Task instructions
Write out the material again word for word, dropping any images it holds.

── Extracted material

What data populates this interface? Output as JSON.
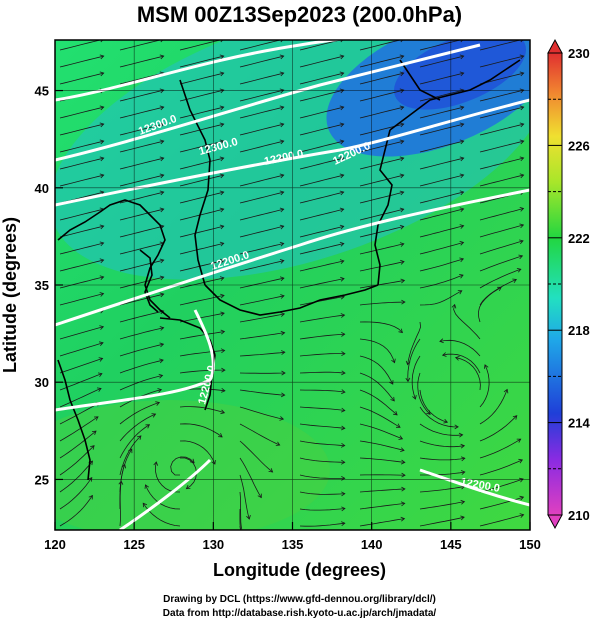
{
  "title": "MSM 00Z13Sep2023 (200.0hPa)",
  "xlabel": "Longitude (degrees)",
  "ylabel": "Latitude  (degrees)",
  "credits": [
    "Drawing by DCL (https://www.gfd-dennou.org/library/dcl/)",
    "Data from http://database.rish.kyoto-u.ac.jp/arch/jmadata/"
  ],
  "map": {
    "lon_range": [
      120,
      150
    ],
    "lat_range": [
      22.4,
      47.6
    ],
    "lon_ticks": [
      120,
      125,
      130,
      135,
      140,
      145,
      150
    ],
    "lat_ticks": [
      25,
      30,
      35,
      40,
      45
    ],
    "grid": true
  },
  "colorbar": {
    "range": [
      210,
      230
    ],
    "tick_labels": [
      210,
      214,
      218,
      222,
      226,
      230
    ],
    "colormap": "rainbow (magenta-blue-cyan-green-yellow-red)"
  },
  "contours": {
    "labels": [
      "12300.0",
      "12300.0",
      "12200.0",
      "12200.0",
      "12200.0",
      "12200.0",
      "12200.0"
    ]
  },
  "colors": {
    "background": "#ffffff",
    "field_main": "#22d640",
    "field_cool": "#1f7fe0",
    "contour": "#ffffff",
    "coast": "#000000",
    "streamline": "#1a1a1a"
  }
}
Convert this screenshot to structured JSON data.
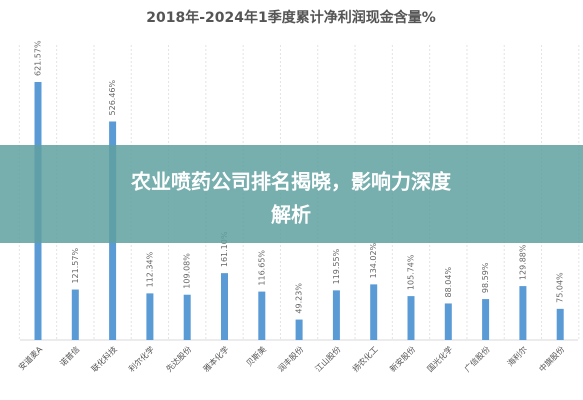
{
  "chart_data": {
    "type": "bar",
    "title": "2018年-2024年1季度累计净利润现金含量%",
    "categories": [
      "安道麦A",
      "诺普信",
      "联化科技",
      "利尔化学",
      "先达股份",
      "雅本化学",
      "贝斯美",
      "润丰股份",
      "江山股份",
      "扬农化工",
      "新安股份",
      "国光化学",
      "广信股份",
      "海利尔",
      "中旗股份"
    ],
    "values": [
      621.57,
      121.57,
      526.46,
      112.34,
      109.08,
      161.1,
      116.65,
      49.23,
      119.55,
      134.02,
      105.74,
      88.04,
      98.59,
      129.88,
      75.04
    ],
    "value_labels": [
      "621.57%",
      "121.57%",
      "526.46%",
      "112.34%",
      "109.08%",
      "161.10%",
      "116.65%",
      "49.23%",
      "119.55%",
      "134.02%",
      "105.74%",
      "88.04%",
      "98.59%",
      "129.88%",
      "75.04%"
    ],
    "color": "#5b9bd5",
    "grid": true
  },
  "banner": {
    "text": [
      "农业喷药公司排名揭晓，影响力深度",
      "解析"
    ]
  }
}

────

Exercise response
What data populates this interface? Output as JSON.
{
  "title": "MSM 00Z13Sep2023 (200.0hPa)",
  "xlabel": "Longitude (degrees)",
  "ylabel": "Latitude  (degrees)",
  "credits": [
    "Drawing by DCL (https://www.gfd-dennou.org/library/dcl/)",
    "Data from http://database.rish.kyoto-u.ac.jp/arch/jmadata/"
  ],
  "map": {
    "lon_range": [
      120,
      150
    ],
    "lat_range": [
      22.4,
      47.6
    ],
    "lon_ticks": [
      120,
      125,
      130,
      135,
      140,
      145,
      150
    ],
    "lat_ticks": [
      25,
      30,
      35,
      40,
      45
    ],
    "grid": true
  },
  "colorbar": {
    "range": [
      210,
      230
    ],
    "tick_labels": [
      210,
      214,
      218,
      222,
      226,
      230
    ],
    "colormap": "rainbow (magenta-blue-cyan-green-yellow-red)"
  },
  "contours": {
    "labels": [
      "12300.0",
      "12300.0",
      "12200.0",
      "12200.0",
      "12200.0",
      "12200.0",
      "12200.0"
    ]
  },
  "colors": {
    "background": "#ffffff",
    "field_main": "#22d640",
    "field_cool": "#1f7fe0",
    "contour": "#ffffff",
    "coast": "#000000",
    "streamline": "#1a1a1a"
  }
}
Convert this screenshot to structured JSON data.
{
  "chart_data": {
    "type": "bar",
    "title": "2018年-2024年1季度累计净利润现金含量%",
    "categories": [
      "安道麦A",
      "诺普信",
      "联化科技",
      "利尔化学",
      "先达股份",
      "雅本化学",
      "贝斯美",
      "润丰股份",
      "江山股份",
      "扬农化工",
      "新安股份",
      "国光化学",
      "广信股份",
      "海利尔",
      "中旗股份"
    ],
    "values": [
      621.57,
      121.57,
      526.46,
      112.34,
      109.08,
      161.1,
      116.65,
      49.23,
      119.55,
      134.02,
      105.74,
      88.04,
      98.59,
      129.88,
      75.04
    ],
    "value_labels": [
      "621.57%",
      "121.57%",
      "526.46%",
      "112.34%",
      "109.08%",
      "161.10%",
      "116.65%",
      "49.23%",
      "119.55%",
      "134.02%",
      "105.74%",
      "88.04%",
      "98.59%",
      "129.88%",
      "75.04%"
    ],
    "color": "#5b9bd5",
    "grid": true
  },
  "banner": {
    "text": [
      "农业喷药公司排名揭晓，影响力深度",
      "解析"
    ]
  }
}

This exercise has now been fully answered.